## Given instruction
Collect all the lines that mention the word "text".

## Begin Records provided

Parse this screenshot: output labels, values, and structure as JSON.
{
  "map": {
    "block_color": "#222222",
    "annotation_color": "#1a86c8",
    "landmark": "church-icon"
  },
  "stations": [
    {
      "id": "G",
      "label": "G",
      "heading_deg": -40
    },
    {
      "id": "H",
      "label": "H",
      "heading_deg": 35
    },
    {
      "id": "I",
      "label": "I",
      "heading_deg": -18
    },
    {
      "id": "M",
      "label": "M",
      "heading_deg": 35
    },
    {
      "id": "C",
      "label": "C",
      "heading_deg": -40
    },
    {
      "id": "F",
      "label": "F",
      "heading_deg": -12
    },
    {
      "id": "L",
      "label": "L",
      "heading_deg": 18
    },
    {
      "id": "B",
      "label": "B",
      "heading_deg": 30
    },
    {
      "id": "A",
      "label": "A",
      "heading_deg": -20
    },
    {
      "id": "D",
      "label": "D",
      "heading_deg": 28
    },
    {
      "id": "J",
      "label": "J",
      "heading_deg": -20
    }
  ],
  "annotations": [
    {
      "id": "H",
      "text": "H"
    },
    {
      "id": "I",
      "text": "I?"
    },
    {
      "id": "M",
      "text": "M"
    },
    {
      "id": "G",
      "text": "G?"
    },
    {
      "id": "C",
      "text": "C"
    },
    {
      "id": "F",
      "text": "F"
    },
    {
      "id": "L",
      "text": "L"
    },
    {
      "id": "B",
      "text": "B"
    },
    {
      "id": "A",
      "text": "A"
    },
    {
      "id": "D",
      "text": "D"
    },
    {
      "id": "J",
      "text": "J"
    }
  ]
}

## End Records provided

## Solution to the exercise
      "text": "H"
      "text": "I?"
      "text": "M"
      "text": "G?"
      "text": "C"
      "text": "F"
      "text": "L"
      "text": "B"
      "text": "A"
      "text": "D"
      "text": "J"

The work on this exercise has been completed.